Stated task. Go through the entries below and print each one exactly, leaving out pictures.

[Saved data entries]

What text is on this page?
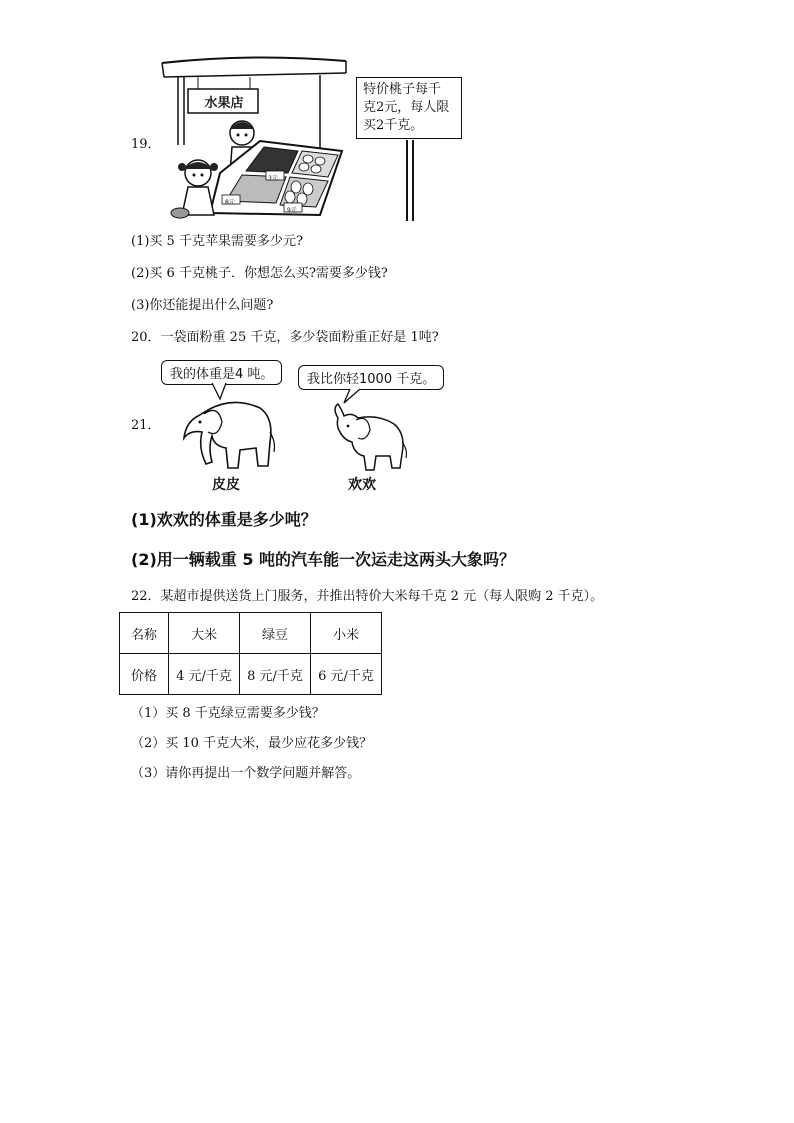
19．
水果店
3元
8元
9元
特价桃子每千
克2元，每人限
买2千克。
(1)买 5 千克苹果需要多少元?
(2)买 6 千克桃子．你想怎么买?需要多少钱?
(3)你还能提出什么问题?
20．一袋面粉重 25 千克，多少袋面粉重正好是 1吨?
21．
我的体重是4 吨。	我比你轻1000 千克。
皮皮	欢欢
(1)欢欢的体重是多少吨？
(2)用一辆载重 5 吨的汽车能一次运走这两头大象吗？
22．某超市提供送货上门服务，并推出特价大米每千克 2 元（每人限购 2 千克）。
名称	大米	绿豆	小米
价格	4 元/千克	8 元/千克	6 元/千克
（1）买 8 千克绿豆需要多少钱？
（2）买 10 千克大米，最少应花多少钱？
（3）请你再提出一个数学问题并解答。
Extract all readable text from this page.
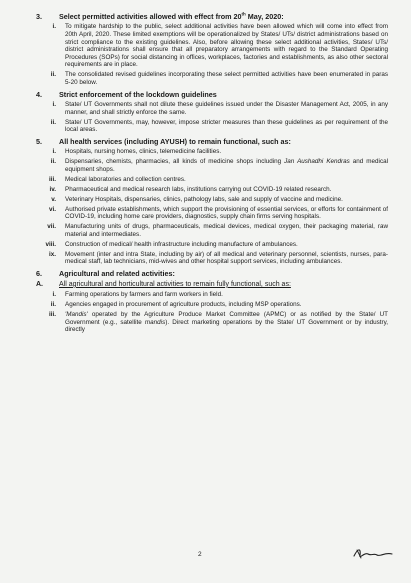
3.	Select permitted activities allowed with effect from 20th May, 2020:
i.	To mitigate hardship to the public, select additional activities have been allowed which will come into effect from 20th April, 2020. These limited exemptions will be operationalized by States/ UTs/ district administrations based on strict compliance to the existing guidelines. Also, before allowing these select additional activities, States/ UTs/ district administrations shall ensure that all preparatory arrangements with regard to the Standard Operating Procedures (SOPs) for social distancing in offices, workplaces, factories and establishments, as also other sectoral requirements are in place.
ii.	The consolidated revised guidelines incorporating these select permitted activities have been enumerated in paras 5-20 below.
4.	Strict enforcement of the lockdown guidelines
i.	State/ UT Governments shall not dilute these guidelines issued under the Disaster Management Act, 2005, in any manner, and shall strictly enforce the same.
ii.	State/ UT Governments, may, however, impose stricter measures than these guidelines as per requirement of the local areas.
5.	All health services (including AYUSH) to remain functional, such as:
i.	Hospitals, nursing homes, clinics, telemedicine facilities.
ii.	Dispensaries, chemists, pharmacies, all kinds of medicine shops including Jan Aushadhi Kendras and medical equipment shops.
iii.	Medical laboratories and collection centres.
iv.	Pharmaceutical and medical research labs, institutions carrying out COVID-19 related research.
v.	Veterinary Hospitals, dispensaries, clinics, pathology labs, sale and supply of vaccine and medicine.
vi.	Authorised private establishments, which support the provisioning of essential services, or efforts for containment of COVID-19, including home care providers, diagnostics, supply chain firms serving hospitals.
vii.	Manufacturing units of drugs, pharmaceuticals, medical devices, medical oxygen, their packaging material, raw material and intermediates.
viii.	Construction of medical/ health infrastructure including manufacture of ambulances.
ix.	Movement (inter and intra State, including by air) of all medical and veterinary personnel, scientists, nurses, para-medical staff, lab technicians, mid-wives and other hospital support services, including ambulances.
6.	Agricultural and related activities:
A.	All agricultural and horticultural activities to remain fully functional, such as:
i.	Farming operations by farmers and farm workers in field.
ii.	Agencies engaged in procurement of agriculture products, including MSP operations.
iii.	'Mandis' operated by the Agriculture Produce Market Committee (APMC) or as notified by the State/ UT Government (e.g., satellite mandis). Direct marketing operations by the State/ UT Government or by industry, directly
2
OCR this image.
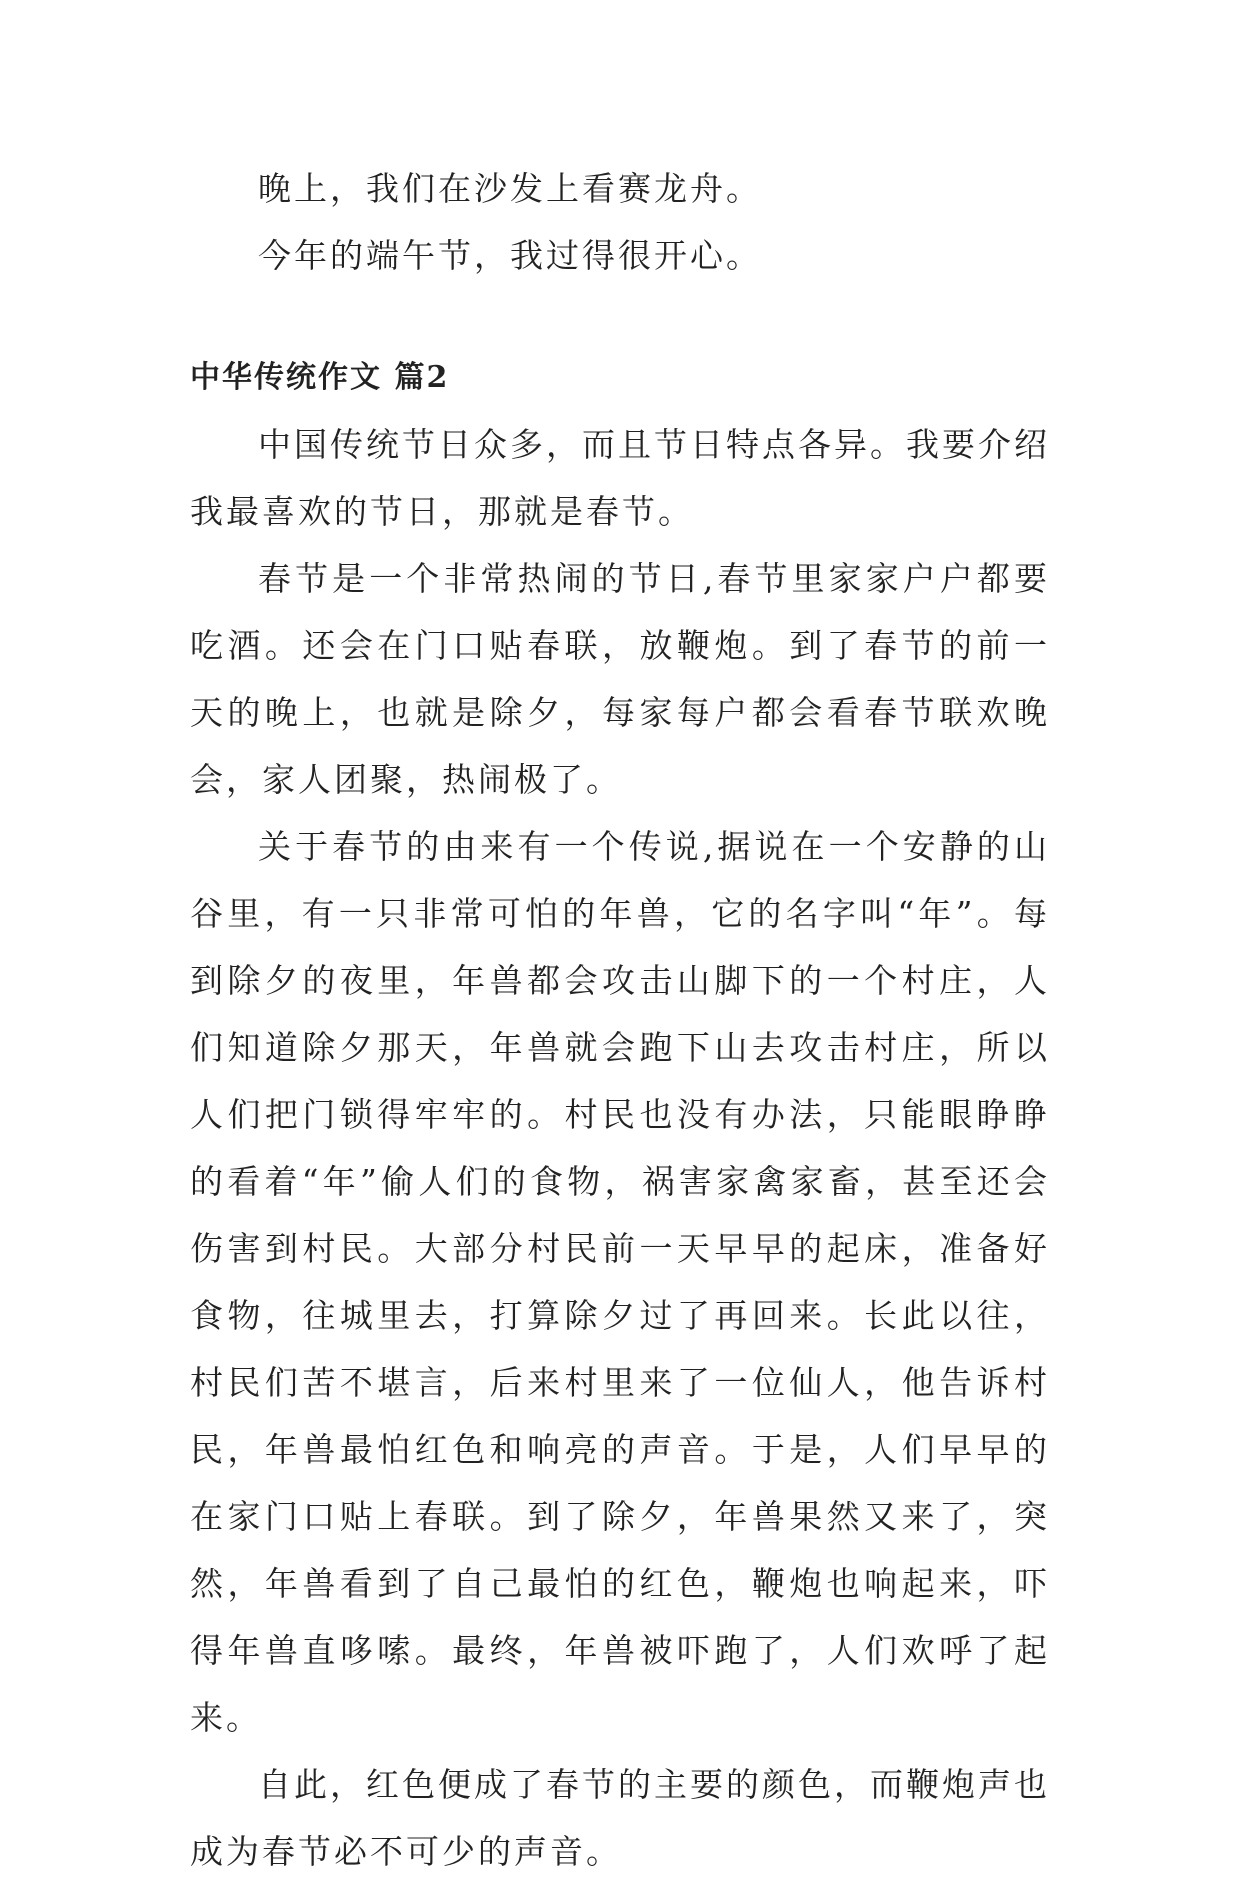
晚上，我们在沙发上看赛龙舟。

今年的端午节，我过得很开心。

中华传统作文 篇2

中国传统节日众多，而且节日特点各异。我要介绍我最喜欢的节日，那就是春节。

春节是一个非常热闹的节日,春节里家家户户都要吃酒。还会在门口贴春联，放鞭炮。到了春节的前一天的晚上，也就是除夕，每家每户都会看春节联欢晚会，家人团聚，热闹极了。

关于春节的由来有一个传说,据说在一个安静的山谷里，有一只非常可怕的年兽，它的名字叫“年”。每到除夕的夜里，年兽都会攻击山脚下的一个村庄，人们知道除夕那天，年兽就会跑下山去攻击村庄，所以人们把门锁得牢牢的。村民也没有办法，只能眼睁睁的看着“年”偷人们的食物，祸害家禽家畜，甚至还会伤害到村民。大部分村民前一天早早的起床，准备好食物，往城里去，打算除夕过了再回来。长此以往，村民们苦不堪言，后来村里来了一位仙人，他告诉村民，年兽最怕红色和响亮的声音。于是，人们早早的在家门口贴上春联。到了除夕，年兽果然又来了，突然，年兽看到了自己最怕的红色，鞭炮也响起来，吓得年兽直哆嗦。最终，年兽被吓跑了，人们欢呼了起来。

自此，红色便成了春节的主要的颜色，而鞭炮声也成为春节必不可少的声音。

Exercise result.
What text is on this page?
19．
水果店
3元
8元
9元
特价桃子每千
克2元，每人限
买2千克。
(1)买 5 千克苹果需要多少元?
(2)买 6 千克桃子．你想怎么买?需要多少钱?
(3)你还能提出什么问题?
20．一袋面粉重 25 千克，多少袋面粉重正好是 1吨?
21．
我的体重是4 吨。	我比你轻1000 千克。
皮皮	欢欢
(1)欢欢的体重是多少吨？
(2)用一辆载重 5 吨的汽车能一次运走这两头大象吗？
22．某超市提供送货上门服务，并推出特价大米每千克 2 元（每人限购 2 千克）。
名称	大米	绿豆	小米
价格	4 元/千克	8 元/千克	6 元/千克
（1）买 8 千克绿豆需要多少钱？
（2）买 10 千克大米，最少应花多少钱？
（3）请你再提出一个数学问题并解答。
Extract all readable text from this page.
3.	Select permitted activities allowed with effect from 20th May, 2020:
i.	To mitigate hardship to the public, select additional activities have been allowed which will come into effect from 20th April, 2020. These limited exemptions will be operationalized by States/ UTs/ district administrations based on strict compliance to the existing guidelines. Also, before allowing these select additional activities, States/ UTs/ district administrations shall ensure that all preparatory arrangements with regard to the Standard Operating Procedures (SOPs) for social distancing in offices, workplaces, factories and establishments, as also other sectoral requirements are in place.
ii.	The consolidated revised guidelines incorporating these select permitted activities have been enumerated in paras 5-20 below.
4.	Strict enforcement of the lockdown guidelines
i.	State/ UT Governments shall not dilute these guidelines issued under the Disaster Management Act, 2005, in any manner, and shall strictly enforce the same.
ii.	State/ UT Governments, may, however, impose stricter measures than these guidelines as per requirement of the local areas.
5.	All health services (including AYUSH) to remain functional, such as:
i.	Hospitals, nursing homes, clinics, telemedicine facilities.
ii.	Dispensaries, chemists, pharmacies, all kinds of medicine shops including Jan Aushadhi Kendras and medical equipment shops.
iii.	Medical laboratories and collection centres.
iv.	Pharmaceutical and medical research labs, institutions carrying out COVID-19 related research.
v.	Veterinary Hospitals, dispensaries, clinics, pathology labs, sale and supply of vaccine and medicine.
vi.	Authorised private establishments, which support the provisioning of essential services, or efforts for containment of COVID-19, including home care providers, diagnostics, supply chain firms serving hospitals.
vii.	Manufacturing units of drugs, pharmaceuticals, medical devices, medical oxygen, their packaging material, raw material and intermediates.
viii.	Construction of medical/ health infrastructure including manufacture of ambulances.
ix.	Movement (inter and intra State, including by air) of all medical and veterinary personnel, scientists, nurses, para-medical staff, lab technicians, mid-wives and other hospital support services, including ambulances.
6.	Agricultural and related activities:
A.	All agricultural and horticultural activities to remain fully functional, such as:
i.	Farming operations by farmers and farm workers in field.
ii.	Agencies engaged in procurement of agriculture products, including MSP operations.
iii.	'Mandis' operated by the Agriculture Produce Market Committee (APMC) or as notified by the State/ UT Government (e.g., satellite mandis). Direct marketing operations by the State/ UT Government or by industry, directly
2
OCR this image.
晚上，我们在沙发上看赛龙舟。

今年的端午节，我过得很开心。

中华传统作文 篇2

中国传统节日众多，而且节日特点各异。我要介绍我最喜欢的节日，那就是春节。

春节是一个非常热闹的节日,春节里家家户户都要吃酒。还会在门口贴春联，放鞭炮。到了春节的前一天的晚上，也就是除夕，每家每户都会看春节联欢晚会，家人团聚，热闹极了。

关于春节的由来有一个传说,据说在一个安静的山谷里，有一只非常可怕的年兽，它的名字叫“年”。每到除夕的夜里，年兽都会攻击山脚下的一个村庄，人们知道除夕那天，年兽就会跑下山去攻击村庄，所以人们把门锁得牢牢的。村民也没有办法，只能眼睁睁的看着“年”偷人们的食物，祸害家禽家畜，甚至还会伤害到村民。大部分村民前一天早早的起床，准备好食物，往城里去，打算除夕过了再回来。长此以往，村民们苦不堪言，后来村里来了一位仙人，他告诉村民，年兽最怕红色和响亮的声音。于是，人们早早的在家门口贴上春联。到了除夕，年兽果然又来了，突然，年兽看到了自己最怕的红色，鞭炮也响起来，吓得年兽直哆嗦。最终，年兽被吓跑了，人们欢呼了起来。

自此，红色便成了春节的主要的颜色，而鞭炮声也成为春节必不可少的声音。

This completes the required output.